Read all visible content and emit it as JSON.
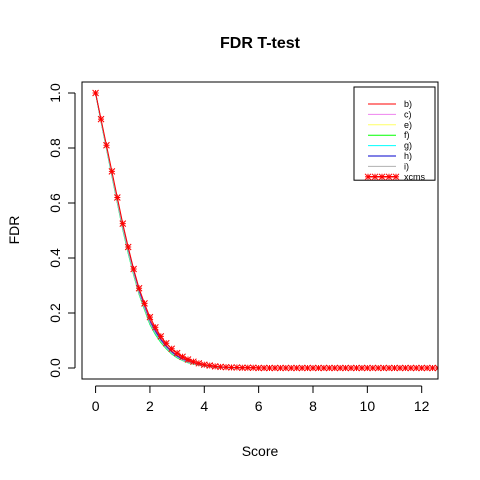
{
  "chart_data": {
    "type": "line",
    "title": "FDR T-test",
    "xlabel": "Score",
    "ylabel": "FDR",
    "xlim": [
      -0.5,
      12.6
    ],
    "ylim": [
      -0.04,
      1.04
    ],
    "x_ticks": [
      0,
      2,
      4,
      6,
      8,
      10,
      12
    ],
    "y_ticks": [
      0.0,
      0.2,
      0.4,
      0.6,
      0.8,
      1.0
    ],
    "x_tick_labels": [
      "0",
      "2",
      "4",
      "6",
      "8",
      "10",
      "12"
    ],
    "y_tick_labels": [
      "0.0",
      "0.2",
      "0.4",
      "0.6",
      "0.8",
      "1.0"
    ],
    "grid": false,
    "legend_position": "top-right",
    "x": [
      0,
      0.2,
      0.4,
      0.6,
      0.8,
      1.0,
      1.2,
      1.4,
      1.6,
      1.8,
      2.0,
      2.2,
      2.4,
      2.6,
      2.8,
      3.0,
      3.2,
      3.4,
      3.6,
      3.8,
      4.0,
      4.2,
      4.4,
      4.6,
      4.8,
      5.0,
      5.2,
      5.4,
      5.6,
      5.8,
      6.0,
      6.2,
      6.4,
      6.6,
      6.8,
      7.0,
      7.2,
      7.4,
      7.6,
      7.8,
      8.0,
      8.2,
      8.4,
      8.6,
      8.8,
      9.0,
      9.2,
      9.4,
      9.6,
      9.8,
      10.0,
      10.2,
      10.4,
      10.6,
      10.8,
      11.0,
      11.2,
      11.4,
      11.6,
      11.8,
      12.0,
      12.2,
      12.4,
      12.6
    ],
    "series": [
      {
        "name": "b)",
        "color": "#ff0000",
        "marker": "none",
        "values": [
          1.0,
          0.9,
          0.805,
          0.71,
          0.615,
          0.52,
          0.435,
          0.355,
          0.285,
          0.23,
          0.175,
          0.14,
          0.108,
          0.082,
          0.062,
          0.046,
          0.034,
          0.025,
          0.018,
          0.013,
          0.009,
          0.007,
          0.005,
          0.004,
          0.003,
          0.002,
          0.002,
          0.001,
          0.001,
          0.001,
          0.001,
          0,
          0,
          0,
          0,
          0,
          0,
          0,
          0,
          0,
          0,
          0,
          0,
          0,
          0,
          0,
          0,
          0,
          0,
          0,
          0,
          0,
          0,
          0,
          0,
          0,
          0,
          0,
          0,
          0,
          0,
          0,
          0,
          0
        ]
      },
      {
        "name": "c)",
        "color": "#ee82ee",
        "marker": "none",
        "values": [
          1.0,
          0.9,
          0.803,
          0.707,
          0.61,
          0.515,
          0.43,
          0.35,
          0.28,
          0.225,
          0.17,
          0.135,
          0.104,
          0.079,
          0.059,
          0.044,
          0.032,
          0.023,
          0.017,
          0.012,
          0.008,
          0.006,
          0.004,
          0.003,
          0.002,
          0.002,
          0.001,
          0.001,
          0.001,
          0,
          0,
          0,
          0,
          0,
          0,
          0,
          0,
          0,
          0,
          0,
          0,
          0,
          0,
          0,
          0,
          0,
          0,
          0,
          0,
          0,
          0,
          0,
          0,
          0,
          0,
          0,
          0,
          0,
          0,
          0,
          0,
          0,
          0,
          0
        ]
      },
      {
        "name": "e)",
        "color": "#ffff66",
        "marker": "none",
        "values": [
          1.0,
          0.898,
          0.8,
          0.703,
          0.605,
          0.51,
          0.425,
          0.345,
          0.275,
          0.22,
          0.165,
          0.13,
          0.1,
          0.076,
          0.056,
          0.041,
          0.03,
          0.022,
          0.016,
          0.011,
          0.008,
          0.005,
          0.004,
          0.003,
          0.002,
          0.001,
          0.001,
          0.001,
          0,
          0,
          0,
          0,
          0,
          0,
          0,
          0,
          0,
          0,
          0,
          0,
          0,
          0,
          0,
          0,
          0,
          0,
          0,
          0,
          0,
          0,
          0,
          0,
          0,
          0,
          0,
          0,
          0,
          0,
          0,
          0,
          0,
          0,
          0,
          0
        ]
      },
      {
        "name": "f)",
        "color": "#00ff00",
        "marker": "none",
        "values": [
          1.0,
          0.896,
          0.797,
          0.698,
          0.6,
          0.503,
          0.417,
          0.338,
          0.268,
          0.212,
          0.158,
          0.122,
          0.093,
          0.07,
          0.051,
          0.037,
          0.027,
          0.019,
          0.014,
          0.01,
          0.007,
          0.005,
          0.003,
          0.002,
          0.002,
          0.001,
          0.001,
          0,
          0,
          0,
          0,
          0,
          0,
          0,
          0,
          0,
          0,
          0,
          0,
          0,
          0,
          0,
          0,
          0,
          0,
          0,
          0,
          0,
          0,
          0,
          0,
          0,
          0,
          0,
          0,
          0,
          0,
          0,
          0,
          0,
          0,
          0,
          0,
          0
        ]
      },
      {
        "name": "g)",
        "color": "#00ffff",
        "marker": "none",
        "values": [
          1.0,
          0.897,
          0.799,
          0.7,
          0.602,
          0.506,
          0.42,
          0.341,
          0.271,
          0.215,
          0.161,
          0.125,
          0.096,
          0.072,
          0.053,
          0.039,
          0.028,
          0.02,
          0.015,
          0.01,
          0.007,
          0.005,
          0.003,
          0.002,
          0.002,
          0.001,
          0.001,
          0,
          0,
          0,
          0,
          0,
          0,
          0,
          0,
          0,
          0,
          0,
          0,
          0,
          0,
          0,
          0,
          0,
          0,
          0,
          0,
          0,
          0,
          0,
          0,
          0,
          0,
          0,
          0,
          0,
          0,
          0,
          0,
          0,
          0,
          0,
          0,
          0
        ]
      },
      {
        "name": "h)",
        "color": "#0000cd",
        "marker": "none",
        "values": [
          1.0,
          0.899,
          0.802,
          0.705,
          0.608,
          0.512,
          0.428,
          0.348,
          0.278,
          0.222,
          0.168,
          0.133,
          0.102,
          0.078,
          0.058,
          0.043,
          0.031,
          0.022,
          0.016,
          0.012,
          0.008,
          0.006,
          0.004,
          0.003,
          0.002,
          0.001,
          0.001,
          0.001,
          0,
          0,
          0,
          0,
          0,
          0,
          0,
          0,
          0,
          0,
          0,
          0,
          0,
          0,
          0,
          0,
          0,
          0,
          0,
          0,
          0,
          0,
          0,
          0,
          0,
          0,
          0,
          0,
          0,
          0,
          0,
          0,
          0,
          0,
          0,
          0
        ]
      },
      {
        "name": "i)",
        "color": "#b0b0b0",
        "marker": "none",
        "values": [
          1.0,
          0.898,
          0.8,
          0.702,
          0.604,
          0.508,
          0.423,
          0.343,
          0.273,
          0.218,
          0.164,
          0.128,
          0.098,
          0.074,
          0.055,
          0.04,
          0.029,
          0.021,
          0.015,
          0.011,
          0.008,
          0.005,
          0.004,
          0.003,
          0.002,
          0.001,
          0.001,
          0,
          0,
          0,
          0,
          0,
          0,
          0,
          0,
          0,
          0,
          0,
          0,
          0,
          0,
          0,
          0,
          0,
          0,
          0,
          0,
          0,
          0,
          0,
          0,
          0,
          0,
          0,
          0,
          0,
          0,
          0,
          0,
          0,
          0,
          0,
          0,
          0
        ]
      },
      {
        "name": "xcms",
        "color": "#ff0000",
        "marker": "star",
        "values": [
          1.0,
          0.905,
          0.81,
          0.715,
          0.62,
          0.525,
          0.44,
          0.36,
          0.29,
          0.235,
          0.185,
          0.148,
          0.115,
          0.09,
          0.07,
          0.054,
          0.041,
          0.031,
          0.023,
          0.017,
          0.012,
          0.009,
          0.006,
          0.004,
          0.003,
          0.002,
          0.002,
          0.001,
          0.001,
          0.001,
          0,
          0,
          0,
          0,
          0,
          0,
          0,
          0,
          0,
          0,
          0,
          0,
          0,
          0,
          0,
          0,
          0,
          0,
          0,
          0,
          0,
          0,
          0,
          0,
          0,
          0,
          0,
          0,
          0,
          0,
          0,
          0,
          0,
          0
        ]
      }
    ]
  }
}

- [Task to complete]: From the data above, gather every line that includes the word "name".

- [Complete answer]:
        "name": "b)",
        "name": "c)",
        "name": "e)",
        "name": "f)",
        "name": "g)",
        "name": "h)",
        "name": "i)",
        "name": "xcms",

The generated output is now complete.